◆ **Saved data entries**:

▼

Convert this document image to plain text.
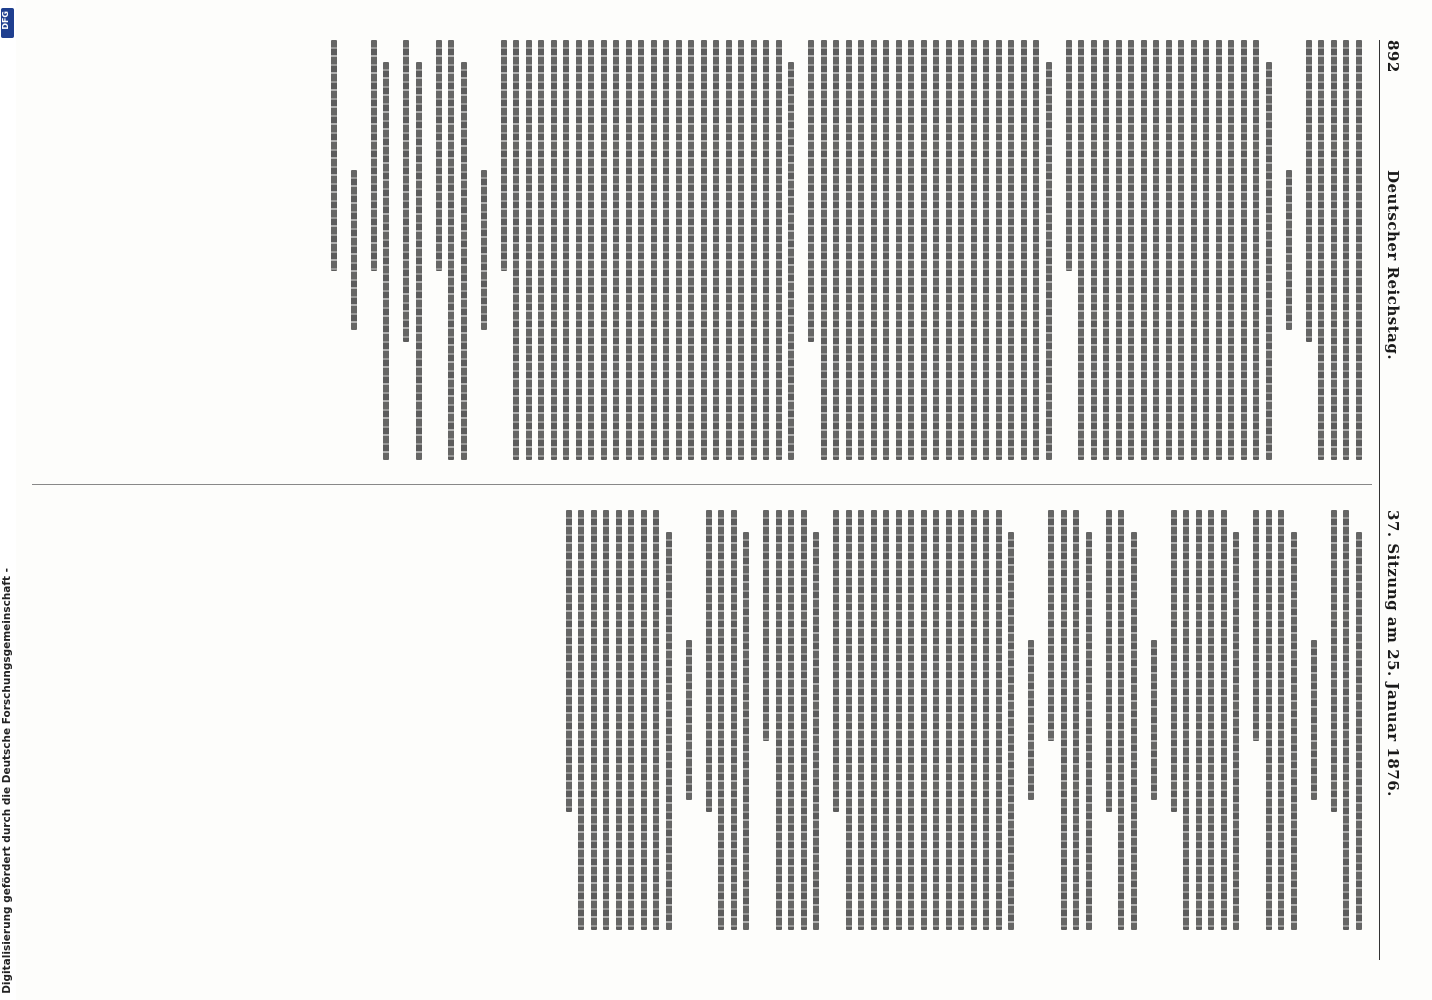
892
Deutscher Reichstag.
37. Sitzung am 25. Januar 1876.
DFG
Digitalisierung gefördert durch die Deutsche Forschungsgemeinschaft -
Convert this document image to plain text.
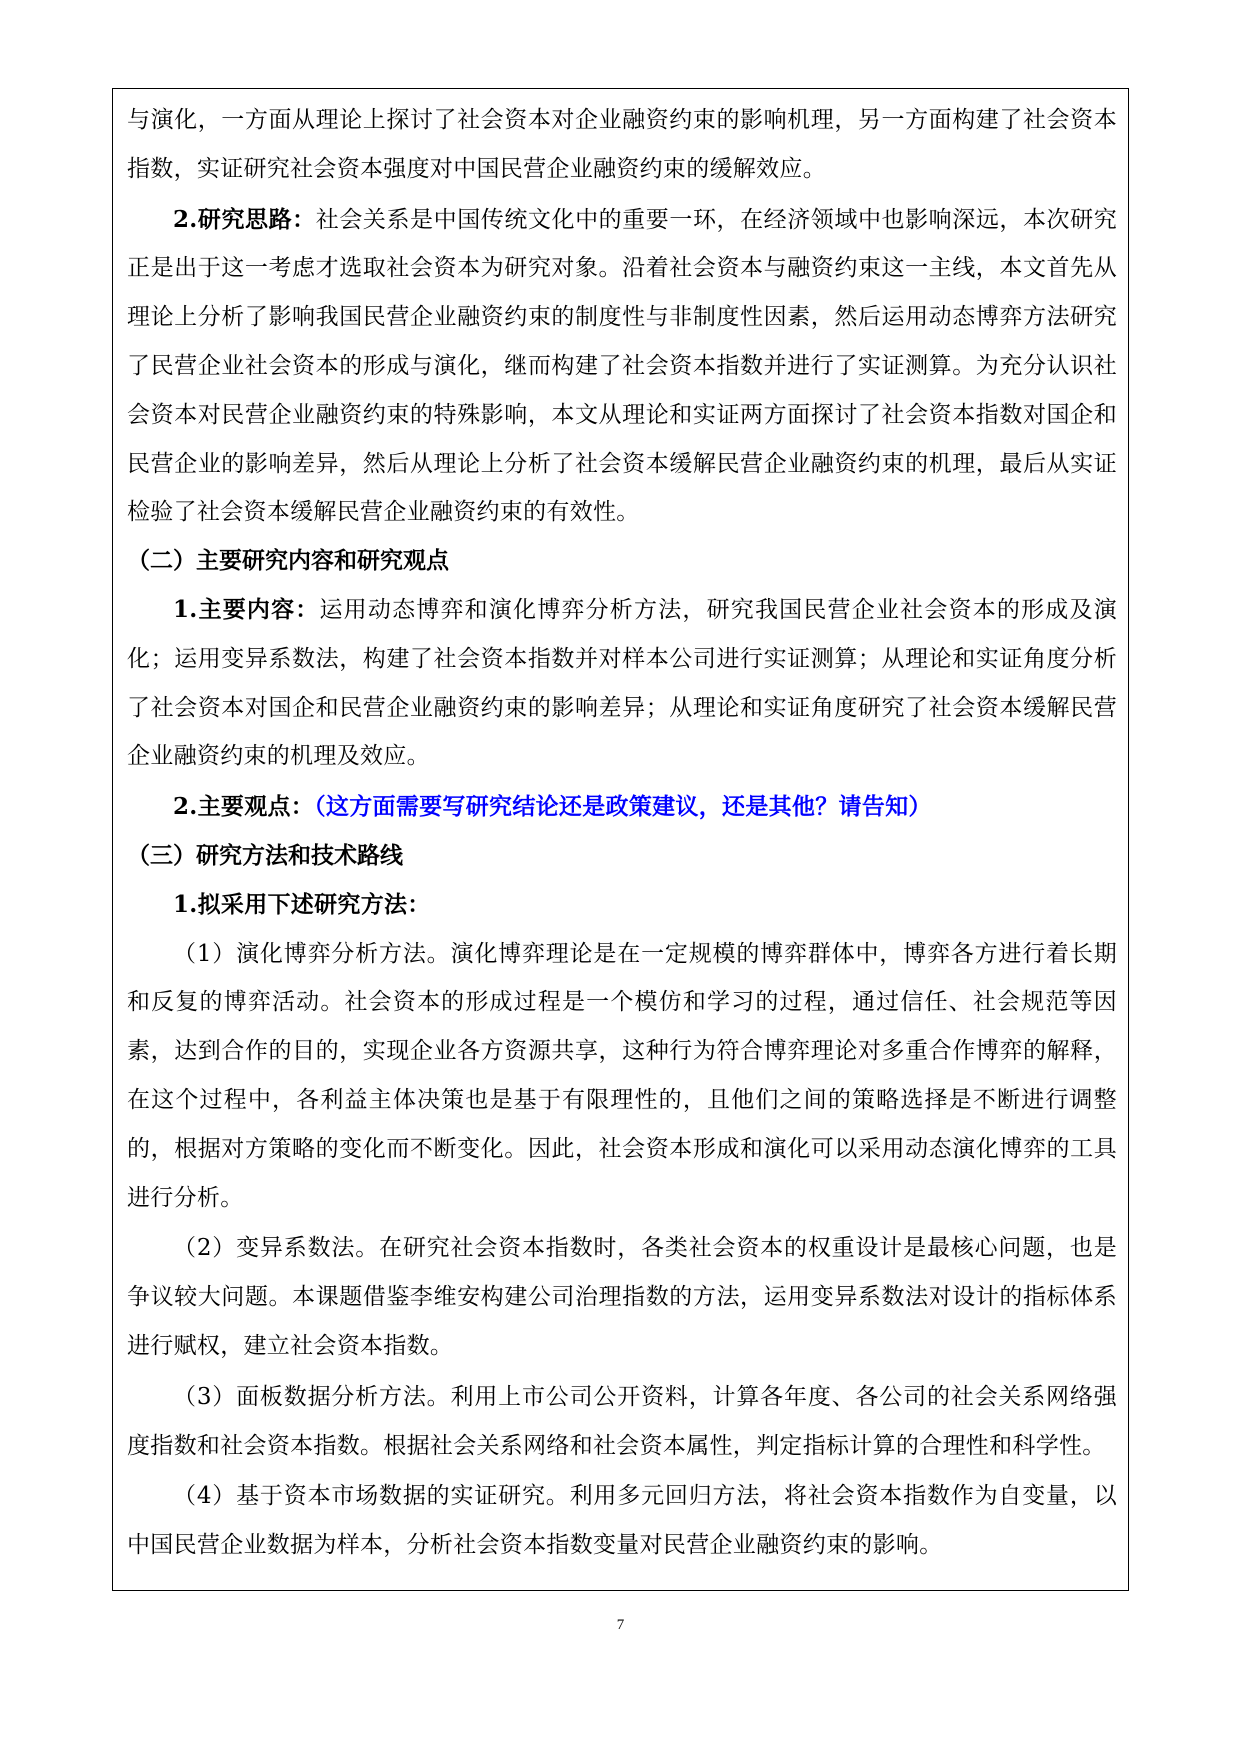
与演化，一方面从理论上探讨了社会资本对企业融资约束的影响机理，另一方面构建了社会资本指数，实证研究社会资本强度对中国民营企业融资约束的缓解效应。

2.研究思路：社会关系是中国传统文化中的重要一环，在经济领域中也影响深远，本次研究正是出于这一考虑才选取社会资本为研究对象。沿着社会资本与融资约束这一主线，本文首先从理论上分析了影响我国民营企业融资约束的制度性与非制度性因素，然后运用动态博弈方法研究了民营企业社会资本的形成与演化，继而构建了社会资本指数并进行了实证测算。为充分认识社会资本对民营企业融资约束的特殊影响，本文从理论和实证两方面探讨了社会资本指数对国企和民营企业的影响差异，然后从理论上分析了社会资本缓解民营企业融资约束的机理，最后从实证检验了社会资本缓解民营企业融资约束的有效性。

（二）主要研究内容和研究观点

1.主要内容：运用动态博弈和演化博弈分析方法，研究我国民营企业社会资本的形成及演化；运用变异系数法，构建了社会资本指数并对样本公司进行实证测算；从理论和实证角度分析了社会资本对国企和民营企业融资约束的影响差异；从理论和实证角度研究了社会资本缓解民营企业融资约束的机理及效应。

2.主要观点：（这方面需要写研究结论还是政策建议，还是其他？请告知）

（三）研究方法和技术路线

1.拟采用下述研究方法：

（1）演化博弈分析方法。演化博弈理论是在一定规模的博弈群体中，博弈各方进行着长期和反复的博弈活动。社会资本的形成过程是一个模仿和学习的过程，通过信任、社会规范等因素，达到合作的目的，实现企业各方资源共享，这种行为符合博弈理论对多重合作博弈的解释，在这个过程中，各利益主体决策也是基于有限理性的，且他们之间的策略选择是不断进行调整的，根据对方策略的变化而不断变化。因此，社会资本形成和演化可以采用动态演化博弈的工具进行分析。

（2）变异系数法。在研究社会资本指数时，各类社会资本的权重设计是最核心问题，也是争议较大问题。本课题借鉴李维安构建公司治理指数的方法，运用变异系数法对设计的指标体系进行赋权，建立社会资本指数。

（3）面板数据分析方法。利用上市公司公开资料，计算各年度、各公司的社会关系网络强度指数和社会资本指数。根据社会关系网络和社会资本属性，判定指标计算的合理性和科学性。

（4）基于资本市场数据的实证研究。利用多元回归方法，将社会资本指数作为自变量，以中国民营企业数据为样本，分析社会资本指数变量对民营企业融资约束的影响。

7
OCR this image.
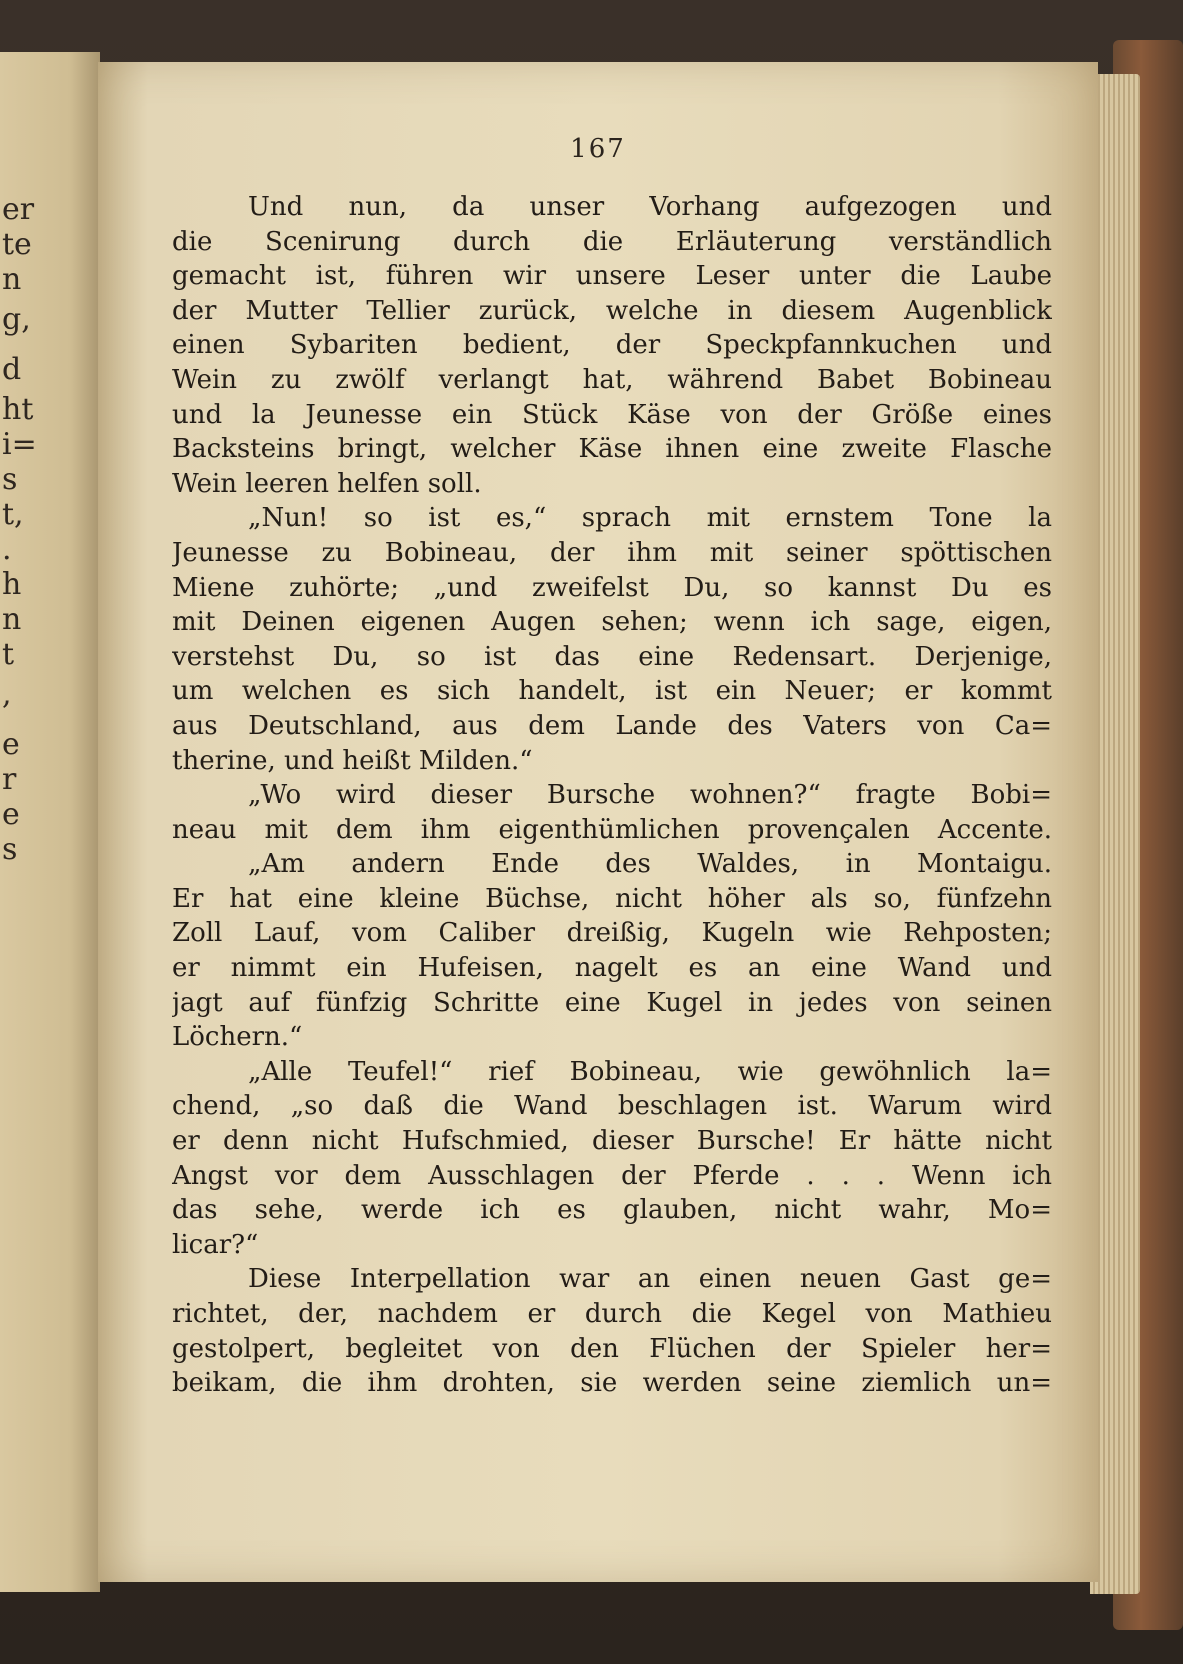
er
te
n
g,
d
ht
i=
s
t,
.
h
n
t
,
e
r
e
s
167
Und nun, da unser Vorhang aufgezogen und
die Scenirung durch die Erläuterung verständlich
gemacht ist, führen wir unsere Leser unter die Laube
der Mutter Tellier zurück, welche in diesem Augenblick
einen Sybariten bedient, der Speckpfannkuchen und
Wein zu zwölf verlangt hat, während Babet Bobineau
und la Jeunesse ein Stück Käse von der Größe eines
Backsteins bringt, welcher Käse ihnen eine zweite Flasche
Wein leeren helfen soll.
„Nun! so ist es,“ sprach mit ernstem Tone la
Jeunesse zu Bobineau, der ihm mit seiner spöttischen
Miene zuhörte; „und zweifelst Du, so kannst Du es
mit Deinen eigenen Augen sehen; wenn ich sage, eigen,
verstehst Du, so ist das eine Redensart. Derjenige,
um welchen es sich handelt, ist ein Neuer; er kommt
aus Deutschland, aus dem Lande des Vaters von Ca=
therine, und heißt Milden.“
„Wo wird dieser Bursche wohnen?“ fragte Bobi=
neau mit dem ihm eigenthümlichen provençalen Accente.
„Am andern Ende des Waldes, in Montaigu.
Er hat eine kleine Büchse, nicht höher als so, fünfzehn
Zoll Lauf, vom Caliber dreißig, Kugeln wie Rehposten;
er nimmt ein Hufeisen, nagelt es an eine Wand und
jagt auf fünfzig Schritte eine Kugel in jedes von seinen
Löchern.“
„Alle Teufel!“ rief Bobineau, wie gewöhnlich la=
chend, „so daß die Wand beschlagen ist. Warum wird
er denn nicht Hufschmied, dieser Bursche! Er hätte nicht
Angst vor dem Ausschlagen der Pferde . . . Wenn ich
das sehe, werde ich es glauben, nicht wahr, Mo=
licar?“
Diese Interpellation war an einen neuen Gast ge=
richtet, der, nachdem er durch die Kegel von Mathieu
gestolpert, begleitet von den Flüchen der Spieler her=
beikam, die ihm drohten, sie werden seine ziemlich un=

▲

Give the count of lines in the listing above that include "Jeunesse", with no other words.

◆ **CORRECT RESPONSE**:
2